[START Items]
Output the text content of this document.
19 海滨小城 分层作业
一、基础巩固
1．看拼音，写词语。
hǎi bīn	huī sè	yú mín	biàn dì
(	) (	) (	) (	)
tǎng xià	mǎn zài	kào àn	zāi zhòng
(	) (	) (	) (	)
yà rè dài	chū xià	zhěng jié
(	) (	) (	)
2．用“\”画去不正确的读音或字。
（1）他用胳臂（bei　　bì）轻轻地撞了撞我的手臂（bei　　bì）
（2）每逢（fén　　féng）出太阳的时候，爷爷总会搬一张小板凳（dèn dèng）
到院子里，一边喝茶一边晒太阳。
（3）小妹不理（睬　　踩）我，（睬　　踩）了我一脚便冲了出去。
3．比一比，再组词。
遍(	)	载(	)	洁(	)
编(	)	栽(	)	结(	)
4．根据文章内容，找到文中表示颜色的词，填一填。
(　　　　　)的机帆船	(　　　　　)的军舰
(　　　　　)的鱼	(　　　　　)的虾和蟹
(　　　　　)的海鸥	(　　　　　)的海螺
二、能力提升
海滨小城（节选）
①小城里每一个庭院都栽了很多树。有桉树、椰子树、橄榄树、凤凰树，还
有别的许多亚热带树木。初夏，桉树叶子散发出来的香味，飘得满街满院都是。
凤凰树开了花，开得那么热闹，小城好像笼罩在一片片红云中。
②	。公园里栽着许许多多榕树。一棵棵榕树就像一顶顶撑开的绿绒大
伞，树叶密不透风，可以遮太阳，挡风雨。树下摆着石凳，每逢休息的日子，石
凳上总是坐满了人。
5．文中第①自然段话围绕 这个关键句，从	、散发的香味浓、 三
[END Items]
■ Task statement ■
Recopy all the lines exactly as they appear.

■ Reply to the exercise ■
Output the text content of this document.
19 海滨小城 分层作业
一、基础巩固
1．看拼音，写词语。
hǎi bīn	huī sè	yú mín	biàn dì
(	) (	) (	) (	)
tǎng xià	mǎn zài	kào àn	zāi zhòng
(	) (	) (	) (	)
yà rè dài	chū xià	zhěng jié
(	) (	) (	)
2．用“\”画去不正确的读音或字。
（1）他用胳臂（bei　　bì）轻轻地撞了撞我的手臂（bei　　bì）
（2）每逢（fén　　féng）出太阳的时候，爷爷总会搬一张小板凳（dèn dèng）
到院子里，一边喝茶一边晒太阳。
（3）小妹不理（睬　　踩）我，（睬　　踩）了我一脚便冲了出去。
3．比一比，再组词。
遍(	)	载(	)	洁(	)
编(	)	栽(	)	结(	)
4．根据文章内容，找到文中表示颜色的词，填一填。
(　　　　　)的机帆船	(　　　　　)的军舰
(　　　　　)的鱼	(　　　　　)的虾和蟹
(　　　　　)的海鸥	(　　　　　)的海螺
二、能力提升
海滨小城（节选）
①小城里每一个庭院都栽了很多树。有桉树、椰子树、橄榄树、凤凰树，还
有别的许多亚热带树木。初夏，桉树叶子散发出来的香味，飘得满街满院都是。
凤凰树开了花，开得那么热闹，小城好像笼罩在一片片红云中。
②	。公园里栽着许许多多榕树。一棵棵榕树就像一顶顶撑开的绿绒大
伞，树叶密不透风，可以遮太阳，挡风雨。树下摆着石凳，每逢休息的日子，石
凳上总是坐满了人。
5．文中第①自然段话围绕 这个关键句，从	、散发的香味浓、 三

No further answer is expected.